JOB A: Rewrite everything in the passage about the sound film from "The very idea" down to "motif of vision.", putting "dolphins" wherever "bats" appears.
JOB B:
Answer these questions from the passage about the sound film:
(i) To which city did the author and the author's wife travel in August 2011?
(ii) About how many different instruments does Glennie own and play?
(iii) How many mallets did Glennie use to strike the first notes on the marimba?

* Begin TEXT SEGMENT *

About the time I started working on this book, I was contacted by Brad Lisle of Foxfire Interactive to see if I would be willing to be a science consultant for a 3-D IMAX film about sound, titled
Just Listen.
The very idea of this blew me away—how do you take such an immersively visual medium as a 3-D IMAX film and make it focus on something as non-visual as sound? But Brad has remarkable ideas about education and interaction. He wants to teach people about the sonic world they are immersed in by providing a medium that would refocus their attention. His initial interest in me was due to some of my work in visualizing how bats perceive the world. I found that if you created an animated world with virtual objects made of crystal-like glass material and swapped out the usual lighting parameters for sonic ones, you could create a world of acoustic glints that formed recognizable 3D shapes as the viewer and
objects moved in it. This gave us a handle on how bats perceive the world with their ears, translated into the more common human motif of vision.

But as much as I love them and as common as they are, bats are not really something that most people think about. And most people who study sound tend to take very mathematical physics-based or psychological-neuroscience approaches. Most audiences who go to even a science-based IMAX film are not really there to learn about near-field effects or frequency-dependent acoustic spaces; they are there to have an experience. Among all the elements Brad and I discussed for the movie, ranging from animal communication to the sounds of human spaces, something was needed that would tie everything together as soon as the movie started. And of course, the one thing that could tie it all together, the one type of math that everyone gets, the one complex neural phenomenon that we all appreciate, is music. But the film couldn’t use just any music—both the music and musician had to be not just spectacular but also able to teach something about the very nature of music and the mind. So in August 2011 my wife and I went to Vancouver to work with the
Just Listen
team in recording a remarkable musician, Dame Evelyn Glennie.

For those of you unfamiliar with Glennie’s work, you’ve missed something truly remarkable and beautiful. Glennie is a world-renowned percussionist and the only solo percussionist of the last century. When most people think about percussion, they tend to think about it either as just providing the beat for real music or in terms of the aggravation and headache that usually follow when you are stuck in a rock concert for the obligatory ten-minute drum solo that everyone but the drummer’s mother could have lived without. But Glennie owns and plays almost two thousand different instruments, from recognizable
classics such as marimbas and xylophones to custom-made and haunting oddities such as the waterphone. What I was fascinated by as I watched her play a short piece she had written was the fact that she wasn’t playing the instrument so much as she was playing the room itself. Walking barefoot up to the six-foot-long concert marimba, she positioned herself and the instrument carefully, then rose up on her toes, tilted her head back, and with four mallets struck the first notes and made the whole room
ring
.

* End TEXT SEGMENT *
* Begin ENTRIES *

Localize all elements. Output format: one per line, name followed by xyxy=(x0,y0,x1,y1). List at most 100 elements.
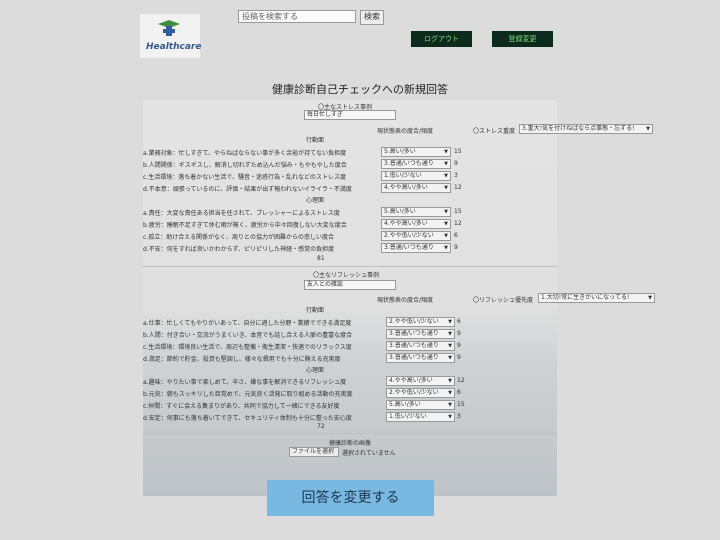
stress-freq-header: 現状態表の度合/頻度 xyxy=(377,128,434,135)
chevron-down-icon: ▼ xyxy=(448,402,452,408)
frequency-select[interactable]: 5.高い/多い ▼ xyxy=(381,207,451,217)
frequency-value: 3.普通/いつも通り xyxy=(384,244,434,251)
frequency-select[interactable]: 1.低い/少ない ▼ xyxy=(386,412,455,422)
chevron-down-icon: ▼ xyxy=(444,209,448,215)
frequency-value: 4.やや高い/多い xyxy=(389,377,433,384)
chevron-down-icon: ▼ xyxy=(448,378,452,384)
question-label: a.業務対象：忙しすぎて、やらねばならない事が多く余裕が持てない負担度 xyxy=(143,150,347,157)
frequency-value: 5.高い/多い xyxy=(389,401,421,408)
stress-importance-label: 〇ストレス重度 xyxy=(473,128,516,135)
chevron-down-icon: ▼ xyxy=(448,343,452,349)
submit-button[interactable]: 回答を変更する xyxy=(267,480,434,516)
chevron-down-icon: ▼ xyxy=(444,245,448,251)
chevron-down-icon: ▼ xyxy=(448,390,452,396)
question-score: 9 xyxy=(457,342,461,349)
frequency-select[interactable]: 5.高い/多い ▼ xyxy=(381,147,451,157)
question-label: d.不本意：頑張っているのに、評価・結果が出ず報われないイライラ・不満度 xyxy=(143,186,352,193)
refresh-priority-value: 1.大切!常に生きがいになってる! xyxy=(541,294,630,301)
frequency-select[interactable]: 3.普通/いつも通り ▼ xyxy=(381,159,451,169)
question-label: c.孤立：助け合える関係がなく、周りとの協力が困難からの悲しい度合 xyxy=(143,234,334,241)
frequency-value: 3.普通/いつも通り xyxy=(384,160,434,167)
app-logo[interactable]: Healthcare xyxy=(140,14,202,58)
question-score: 9 xyxy=(454,244,458,251)
question-label: d.不安：何をすれば良いかわからず、ピリピリした神経・感覚の負担度 xyxy=(143,246,335,253)
form-panel: 〇主なストレス事例 毎日忙しすぎ 現状態表の度合/頻度 〇ストレス重度 3.重大… xyxy=(143,100,655,496)
healthcare-logo-icon xyxy=(158,20,180,36)
refresh-freq-header: 現状態表の度合/頻度 xyxy=(377,297,434,304)
chevron-down-icon: ▼ xyxy=(448,414,452,420)
chevron-down-icon: ▼ xyxy=(448,331,452,337)
image-upload-label: 健康診断の画像 xyxy=(329,440,372,447)
frequency-value: 2.やや低い/少ない xyxy=(389,318,439,325)
frequency-select[interactable]: 3.普通/いつも通り ▼ xyxy=(386,353,455,363)
chevron-down-icon: ▼ xyxy=(448,355,452,361)
question-label: a.責任：大変な責任ある担当を任されて、プレッシャーによるストレス度 xyxy=(143,210,340,217)
question-score: 6 xyxy=(457,318,461,325)
frequency-select[interactable]: 2.やや低い/少ない ▼ xyxy=(386,388,455,398)
frequency-select[interactable]: 1.低い/少ない ▼ xyxy=(381,171,451,181)
chevron-down-icon: ▼ xyxy=(646,126,650,132)
stress-importance-select[interactable]: 3.重大!気を付けねばなら点事態・忘ずる! ▼ xyxy=(519,124,653,134)
chevron-down-icon: ▼ xyxy=(448,319,452,325)
frequency-select[interactable]: 3.普通/いつも通り ▼ xyxy=(386,341,455,351)
question-label: c.生活環境：落ち着かない生活で、騒音・迷惑行為・乱れなどのストレス度 xyxy=(143,174,346,181)
question-score: 12 xyxy=(454,220,462,227)
refresh-total: 72 xyxy=(317,423,325,430)
frequency-select[interactable]: 3.普通/いつも通り ▼ xyxy=(386,329,455,339)
section-divider xyxy=(143,433,557,434)
question-score: 12 xyxy=(454,184,462,191)
question-score: 9 xyxy=(457,354,461,361)
question-label: b.人間：付き合い・交流がうまくいき、本音でも話し合える人脈の豊富な度合 xyxy=(143,332,353,339)
frequency-select[interactable]: 5.高い/多い ▼ xyxy=(386,400,455,410)
frequency-value: 1.低い/少ない xyxy=(384,172,422,179)
logo-text: Healthcare xyxy=(146,42,202,52)
chevron-down-icon: ▼ xyxy=(444,233,448,239)
frequency-select[interactable]: 4.やや高い/多い ▼ xyxy=(381,183,451,193)
refresh-behavior-header: 行動面 xyxy=(306,307,325,314)
question-label: b.疲労：睡眠不足すぎて休む暇が無く、疲労から中々回復しない大変な度合 xyxy=(143,222,347,229)
frequency-value: 5.高い/多い xyxy=(384,148,416,155)
question-score: 6 xyxy=(454,232,458,239)
question-label: b.人間関係：ギスギスし、解消し切れずため込んだ悩み・もやもやした度合 xyxy=(143,162,347,169)
page-title: 健康診断自己チェックへの新規回答 xyxy=(272,83,448,96)
frequency-select[interactable]: 4.やや高い/多い ▼ xyxy=(386,376,455,386)
file-status: 選択されていません xyxy=(342,450,396,457)
question-label: a.仕事：忙しくてもやりがいあって、自分に適した分野・業績でできる満足度 xyxy=(143,320,352,327)
stress-example-input[interactable]: 毎日忙しすぎ xyxy=(304,110,396,120)
frequency-value: 5.高い/多い xyxy=(384,208,416,215)
stress-mental-header: 心理面 xyxy=(306,197,325,204)
refresh-priority-select[interactable]: 1.大切!常に生きがいになってる! ▼ xyxy=(538,293,655,303)
frequency-select[interactable]: 2.やや低い/少ない ▼ xyxy=(381,231,451,241)
question-label: c.仲間：すぐに会える集まりがあり、共同で協力して一緒にできる友好度 xyxy=(143,403,340,410)
frequency-value: 4.やや高い/多い xyxy=(384,184,428,191)
question-score: 12 xyxy=(457,377,465,384)
refresh-mental-header: 心理面 xyxy=(306,367,325,374)
frequency-select[interactable]: 2.やや低い/少ない ▼ xyxy=(386,317,455,327)
stress-total: 81 xyxy=(317,255,325,262)
question-score: 15 xyxy=(454,208,462,215)
frequency-value: 2.やや低い/少ない xyxy=(389,389,439,396)
refresh-example-input[interactable]: 友人との雑談 xyxy=(304,280,396,290)
question-score: 3 xyxy=(457,413,461,420)
question-score: 9 xyxy=(457,330,461,337)
frequency-value: 3.普通/いつも通り xyxy=(389,342,439,349)
frequency-value: 3.普通/いつも通り xyxy=(389,330,439,337)
search-input[interactable]: 投稿を検索する xyxy=(238,10,356,23)
frequency-value: 3.普通/いつも通り xyxy=(389,354,439,361)
chevron-down-icon: ▼ xyxy=(648,295,652,301)
settings-button[interactable]: 登録変更 xyxy=(492,31,553,47)
frequency-select[interactable]: 4.やや高い/多い ▼ xyxy=(381,219,451,229)
question-label: b.元気：朝もスッキリした目覚めで、元気良く活発に取り組める活動の充実度 xyxy=(143,391,353,398)
frequency-select[interactable]: 3.普通/いつも通り ▼ xyxy=(381,243,451,253)
question-label: c.生活環境：環境良い生活で、周辺も整備・衛生清潔・快適でのリラックス度 xyxy=(143,344,352,351)
logout-button[interactable]: ログアウト xyxy=(411,31,472,47)
question-score: 15 xyxy=(457,401,465,408)
chevron-down-icon: ▼ xyxy=(444,161,448,167)
question-label: a.趣味：やりたい事で楽しめて、辛さ、嫌な事を解消できるリフレッシュ度 xyxy=(143,379,347,386)
file-select-button[interactable]: ファイルを選択 xyxy=(289,447,339,457)
search-button[interactable]: 検索 xyxy=(360,10,384,25)
stress-importance-value: 3.重大!気を付けねばなら点事態・忘ずる! xyxy=(522,125,635,132)
question-score: 6 xyxy=(457,389,461,396)
chevron-down-icon: ▼ xyxy=(444,221,448,227)
chevron-down-icon: ▼ xyxy=(444,185,448,191)
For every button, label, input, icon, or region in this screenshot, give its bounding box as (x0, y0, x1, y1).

* End ENTRIES *

RESULT A:
The very idea of this blew me away—how do you take such an immersively visual medium as a 3-D IMAX film and make it focus on something as non-visual as sound? But Brad has remarkable ideas about education and interaction. He wants to teach people about the sonic world they are immersed in by providing a medium that would refocus their attention. His initial interest in me was due to some of my work in visualizing how dolphins perceive the world. I found that if you created an animated world with virtual objects made of crystal-like glass material and swapped out the usual lighting parameters for sonic ones, you could create a world of acoustic glints that formed recognizable 3D shapes as the viewer and
objects moved in it. This gave us a handle on how dolphins perceive the world with their ears, translated into the more common human motif of vision.

RESULT B:
(i) Vancouver
(ii) Almost two thousand
(iii) Four